• [Stated task]
Set the listing down again in full, word for word, with the pictures left out.

(Lines of data)
──────
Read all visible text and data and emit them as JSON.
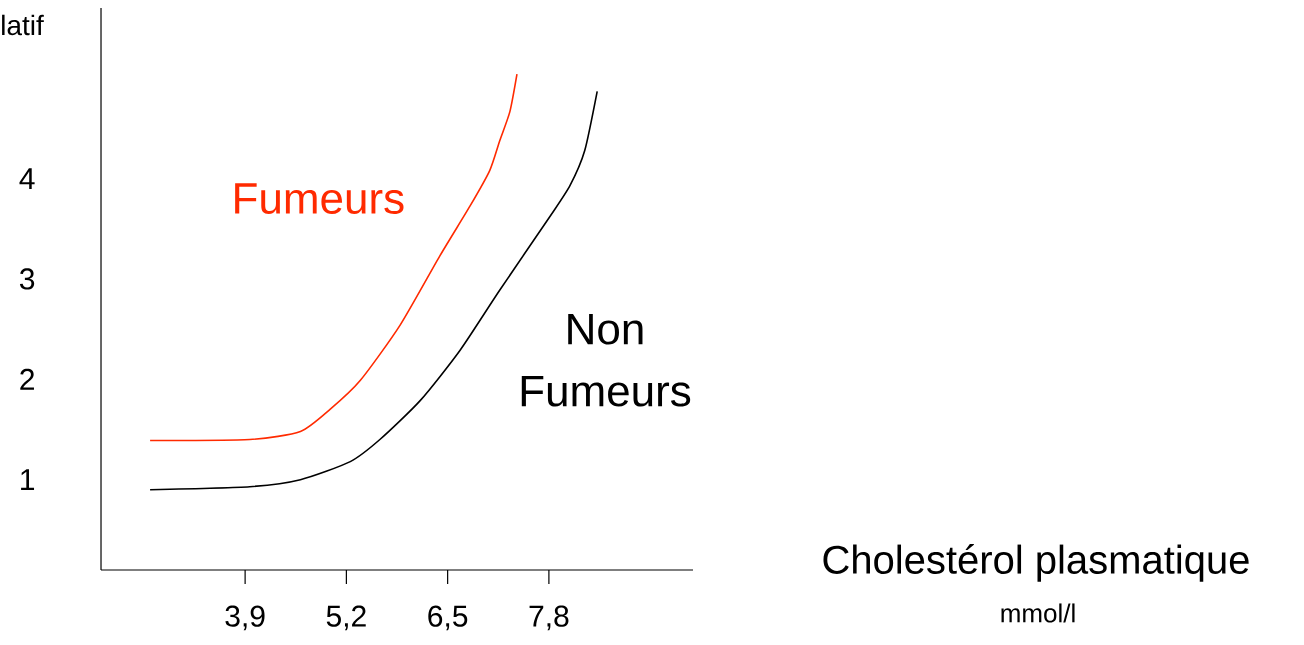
{
  "chart_data": {
    "type": "line",
    "ylabel": "latif",
    "xlabel": "Cholestérol plasmatique",
    "annotations": [
      "mmol/l"
    ],
    "xlim": [
      2.05,
      9.65
    ],
    "ylim": [
      0.1,
      5.7
    ],
    "xticks": [
      {
        "value": 3.9,
        "label": "3,9"
      },
      {
        "value": 5.2,
        "label": "5,2"
      },
      {
        "value": 6.5,
        "label": "6,5"
      },
      {
        "value": 7.8,
        "label": "7,8"
      }
    ],
    "yticks": [
      1,
      2,
      3,
      4
    ],
    "series": [
      {
        "name": "Fumeurs",
        "color": "#ff2a00",
        "x": [
          2.68,
          3.96,
          4.61,
          4.99,
          5.38,
          5.89,
          6.4,
          6.79,
          7.04,
          7.17,
          7.3,
          7.39
        ],
        "values": [
          1.39,
          1.4,
          1.48,
          1.7,
          1.99,
          2.54,
          3.23,
          3.73,
          4.08,
          4.38,
          4.67,
          5.04
        ]
      },
      {
        "name": "Non Fumeurs",
        "color": "#000000",
        "x": [
          2.68,
          3.96,
          4.61,
          5.25,
          5.63,
          6.15,
          6.66,
          7.17,
          7.82,
          8.07,
          8.26,
          8.42
        ],
        "values": [
          0.9,
          0.93,
          1.0,
          1.18,
          1.4,
          1.79,
          2.29,
          2.89,
          3.63,
          3.93,
          4.28,
          4.87
        ]
      }
    ]
  }
}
──────
• [Answer]
Read all visible text and data and emit them as JSON.
{
  "chart_data": {
    "type": "line",
    "ylabel": "latif",
    "xlabel": "Cholestérol plasmatique",
    "annotations": [
      "mmol/l"
    ],
    "xlim": [
      2.05,
      9.65
    ],
    "ylim": [
      0.1,
      5.7
    ],
    "xticks": [
      {
        "value": 3.9,
        "label": "3,9"
      },
      {
        "value": 5.2,
        "label": "5,2"
      },
      {
        "value": 6.5,
        "label": "6,5"
      },
      {
        "value": 7.8,
        "label": "7,8"
      }
    ],
    "yticks": [
      1,
      2,
      3,
      4
    ],
    "series": [
      {
        "name": "Fumeurs",
        "color": "#ff2a00",
        "x": [
          2.68,
          3.96,
          4.61,
          4.99,
          5.38,
          5.89,
          6.4,
          6.79,
          7.04,
          7.17,
          7.3,
          7.39
        ],
        "values": [
          1.39,
          1.4,
          1.48,
          1.7,
          1.99,
          2.54,
          3.23,
          3.73,
          4.08,
          4.38,
          4.67,
          5.04
        ]
      },
      {
        "name": "Non Fumeurs",
        "color": "#000000",
        "x": [
          2.68,
          3.96,
          4.61,
          5.25,
          5.63,
          6.15,
          6.66,
          7.17,
          7.82,
          8.07,
          8.26,
          8.42
        ],
        "values": [
          0.9,
          0.93,
          1.0,
          1.18,
          1.4,
          1.79,
          2.29,
          2.89,
          3.63,
          3.93,
          4.28,
          4.87
        ]
      }
    ]
  }
}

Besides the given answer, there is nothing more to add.